** START **

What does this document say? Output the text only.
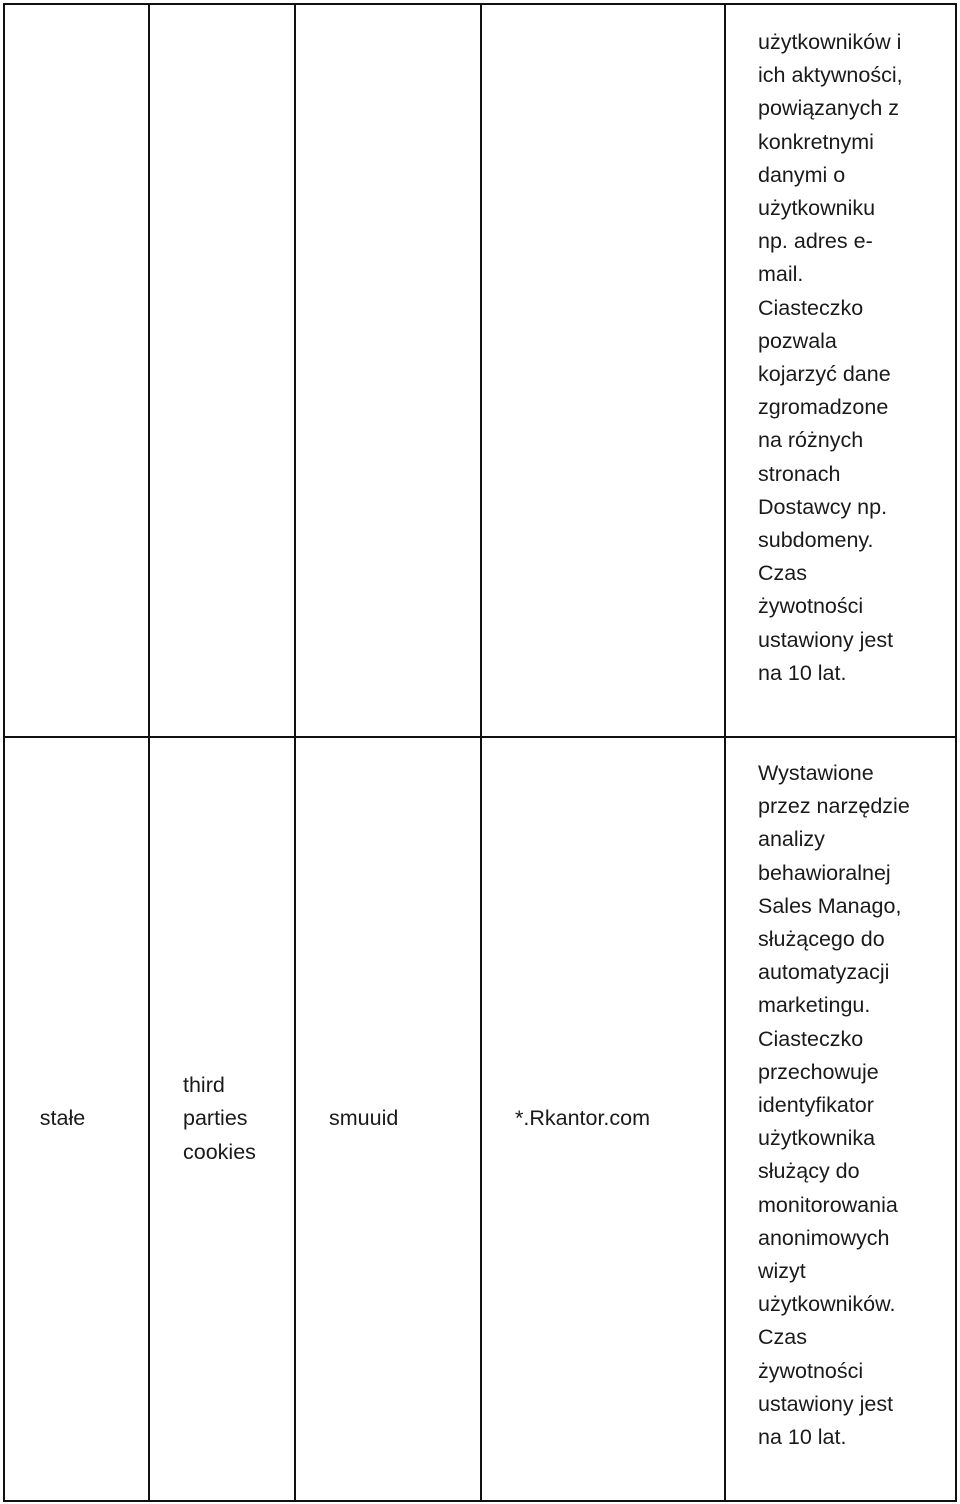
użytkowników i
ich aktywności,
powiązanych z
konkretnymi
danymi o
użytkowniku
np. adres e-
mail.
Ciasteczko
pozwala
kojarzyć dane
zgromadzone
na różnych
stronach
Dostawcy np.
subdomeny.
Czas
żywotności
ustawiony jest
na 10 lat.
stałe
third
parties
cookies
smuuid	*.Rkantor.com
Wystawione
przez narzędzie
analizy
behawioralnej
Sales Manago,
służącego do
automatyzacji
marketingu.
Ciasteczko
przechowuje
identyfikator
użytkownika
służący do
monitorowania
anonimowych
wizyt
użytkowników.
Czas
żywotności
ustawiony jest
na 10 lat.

** END **

» Task instructions: All of the entries above should be duplicated exactly, except for the pictures.

» Expected answer:
What does this document say? Output the text only.
użytkowników i
ich aktywności,
powiązanych z
konkretnymi
danymi o
użytkowniku
np. adres e-
mail.
Ciasteczko
pozwala
kojarzyć dane
zgromadzone
na różnych
stronach
Dostawcy np.
subdomeny.
Czas
żywotności
ustawiony jest
na 10 lat.
stałe
third
parties
cookies
smuuid	*.Rkantor.com
Wystawione
przez narzędzie
analizy
behawioralnej
Sales Manago,
służącego do
automatyzacji
marketingu.
Ciasteczko
przechowuje
identyfikator
użytkownika
służący do
monitorowania
anonimowych
wizyt
użytkowników.
Czas
żywotności
ustawiony jest
na 10 lat.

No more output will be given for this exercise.